> [SHORT TASK 1] In the forum post about solar-powered yard lights, why do the replies consider lights with a separate collector panel the better choice? Answer in one to three sentences.

> [EXTRACT TO READ]
===
Is there such thing as a viable solar-powered yard light? Perhaps LCD based?
We have a private alley that isn’t terribly well lit. While not a huge problem, we’ve been having the occasional mattress or dryer dumped back there. Which is a pain.
It needs more light. Right now, I have a 1 story garage with no real accessible place to put a light that isn’t over 7′ off the ground unless I rig some goofy light pole scaffold on top of the roof. Our neighbor’s garages across the alley, however, are significantly higher (can easily get a 12′ mounting point) and/or possibly also attach them to the utility poles (permission aside, of course).
I was thinking that, ideally, there’d be a solar powered option out there that could store enough juice to light an alley via motion detection for 4-5 hours after sunset.
I do realize that might be asking for a lot given that it’s hard to get solar path lights to last that long. ;o)
Replies
There's several name-brands out there, and a couple of "as seen on TV!" brands, too.
Both use an odd-type nicad battery in my experience (the ends are nearly flush, so they don't "load" into a standard charger)--and the battery is the weakest link after collector location.
The 'better' spots out there have a separate collector panel, so you can spot the panel where it gets the most sun. Great plan, except in snow country, or after being used by cats/squirrels/other urban wildlife as a perch.
===
> [RECORDS PROVIDED]
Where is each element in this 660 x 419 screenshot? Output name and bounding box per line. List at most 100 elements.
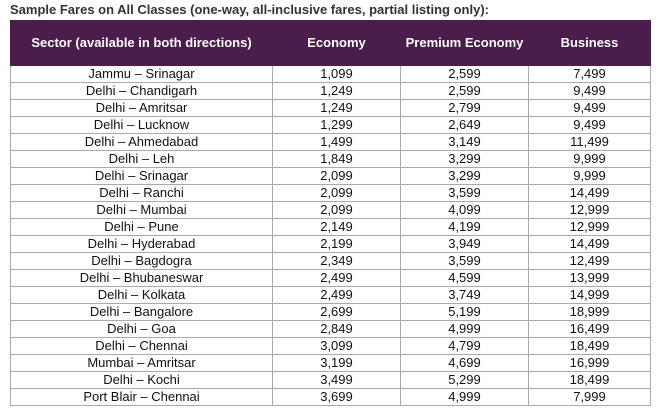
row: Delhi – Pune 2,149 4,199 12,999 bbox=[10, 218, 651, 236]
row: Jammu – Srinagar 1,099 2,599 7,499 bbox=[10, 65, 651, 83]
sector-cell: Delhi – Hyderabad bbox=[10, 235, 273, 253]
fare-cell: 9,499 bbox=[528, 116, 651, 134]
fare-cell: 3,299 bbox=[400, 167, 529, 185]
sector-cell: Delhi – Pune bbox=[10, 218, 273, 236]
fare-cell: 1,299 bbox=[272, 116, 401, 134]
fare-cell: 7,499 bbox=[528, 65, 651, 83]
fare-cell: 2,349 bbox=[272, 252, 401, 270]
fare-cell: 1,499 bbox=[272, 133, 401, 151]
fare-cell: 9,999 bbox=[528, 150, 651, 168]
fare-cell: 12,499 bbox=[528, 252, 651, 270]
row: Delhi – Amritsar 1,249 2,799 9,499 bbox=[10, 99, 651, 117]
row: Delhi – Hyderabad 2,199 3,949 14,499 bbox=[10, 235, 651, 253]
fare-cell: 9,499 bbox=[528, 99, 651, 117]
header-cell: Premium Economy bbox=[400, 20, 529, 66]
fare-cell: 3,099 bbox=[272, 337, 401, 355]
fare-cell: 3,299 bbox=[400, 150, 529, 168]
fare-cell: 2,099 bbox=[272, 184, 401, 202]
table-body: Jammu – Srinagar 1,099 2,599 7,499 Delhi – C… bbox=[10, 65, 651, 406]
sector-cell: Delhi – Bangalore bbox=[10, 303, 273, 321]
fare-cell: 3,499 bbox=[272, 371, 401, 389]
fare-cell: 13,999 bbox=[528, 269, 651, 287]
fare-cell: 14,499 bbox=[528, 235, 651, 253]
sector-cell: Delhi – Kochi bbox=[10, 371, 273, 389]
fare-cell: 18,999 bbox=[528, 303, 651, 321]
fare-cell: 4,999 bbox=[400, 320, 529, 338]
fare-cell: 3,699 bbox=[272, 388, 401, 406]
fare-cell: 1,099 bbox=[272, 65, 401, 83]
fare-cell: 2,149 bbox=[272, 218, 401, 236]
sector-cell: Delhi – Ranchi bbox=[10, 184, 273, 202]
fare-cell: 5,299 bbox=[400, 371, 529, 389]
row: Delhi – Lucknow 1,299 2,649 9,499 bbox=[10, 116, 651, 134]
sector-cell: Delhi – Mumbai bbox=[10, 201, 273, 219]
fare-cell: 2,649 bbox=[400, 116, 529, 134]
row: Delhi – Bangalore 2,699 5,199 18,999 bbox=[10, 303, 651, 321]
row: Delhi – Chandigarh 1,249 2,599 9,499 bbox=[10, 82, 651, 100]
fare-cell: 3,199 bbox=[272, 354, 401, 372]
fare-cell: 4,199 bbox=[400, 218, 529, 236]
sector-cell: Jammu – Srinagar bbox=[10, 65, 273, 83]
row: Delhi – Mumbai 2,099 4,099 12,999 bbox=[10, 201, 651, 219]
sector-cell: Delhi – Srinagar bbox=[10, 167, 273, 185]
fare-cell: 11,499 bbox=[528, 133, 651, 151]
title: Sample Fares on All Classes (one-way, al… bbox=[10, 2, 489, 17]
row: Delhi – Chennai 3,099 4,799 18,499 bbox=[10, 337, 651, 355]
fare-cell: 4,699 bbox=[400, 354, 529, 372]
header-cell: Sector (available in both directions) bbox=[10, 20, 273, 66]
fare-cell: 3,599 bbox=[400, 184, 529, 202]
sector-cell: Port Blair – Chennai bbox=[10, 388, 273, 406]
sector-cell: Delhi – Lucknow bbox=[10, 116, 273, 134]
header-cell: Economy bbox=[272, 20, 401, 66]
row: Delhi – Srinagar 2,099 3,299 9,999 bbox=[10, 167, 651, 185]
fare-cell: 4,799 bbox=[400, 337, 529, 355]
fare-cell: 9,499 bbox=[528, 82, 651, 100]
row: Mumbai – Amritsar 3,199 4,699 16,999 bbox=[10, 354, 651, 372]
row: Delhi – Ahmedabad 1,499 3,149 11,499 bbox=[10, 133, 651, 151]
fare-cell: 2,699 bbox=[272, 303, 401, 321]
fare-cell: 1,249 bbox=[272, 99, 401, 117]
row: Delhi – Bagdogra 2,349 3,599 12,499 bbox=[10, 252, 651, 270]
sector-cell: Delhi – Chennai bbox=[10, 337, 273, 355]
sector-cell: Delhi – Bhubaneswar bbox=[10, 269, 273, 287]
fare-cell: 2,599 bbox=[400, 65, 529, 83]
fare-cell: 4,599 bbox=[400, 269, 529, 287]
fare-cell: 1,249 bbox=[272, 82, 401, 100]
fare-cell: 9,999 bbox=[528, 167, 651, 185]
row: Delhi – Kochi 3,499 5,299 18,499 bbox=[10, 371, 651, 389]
===
> [SHORT TASK 2] Please return, exactly as they appear in the records, the lines from the one containing "row: Delhi – Pune" through the one containing "fare-cell: 9,499 bbox=[528, 99, 651, 117]", inclusive.

> [FULL OUTPUT 1] A separate collector panel can be placed wherever it gets the most sun. The replies also warn that this advantage suffers in snow country, or when cats, squirrels, or other urban wildlife use the panel as a perch.

> [FULL OUTPUT 2]
row: Delhi – Pune 2,149 4,199 12,999 bbox=[10, 218, 651, 236]
row: Jammu – Srinagar 1,099 2,599 7,499 bbox=[10, 65, 651, 83]
sector-cell: Delhi – Hyderabad bbox=[10, 235, 273, 253]
fare-cell: 9,499 bbox=[528, 116, 651, 134]
fare-cell: 3,299 bbox=[400, 167, 529, 185]
sector-cell: Delhi – Pune bbox=[10, 218, 273, 236]
fare-cell: 1,299 bbox=[272, 116, 401, 134]
fare-cell: 7,499 bbox=[528, 65, 651, 83]
fare-cell: 2,349 bbox=[272, 252, 401, 270]
fare-cell: 1,499 bbox=[272, 133, 401, 151]
fare-cell: 9,999 bbox=[528, 150, 651, 168]
fare-cell: 12,499 bbox=[528, 252, 651, 270]
row: Delhi – Amritsar 1,249 2,799 9,499 bbox=[10, 99, 651, 117]
row: Delhi – Hyderabad 2,199 3,949 14,499 bbox=[10, 235, 651, 253]
fare-cell: 9,499 bbox=[528, 99, 651, 117]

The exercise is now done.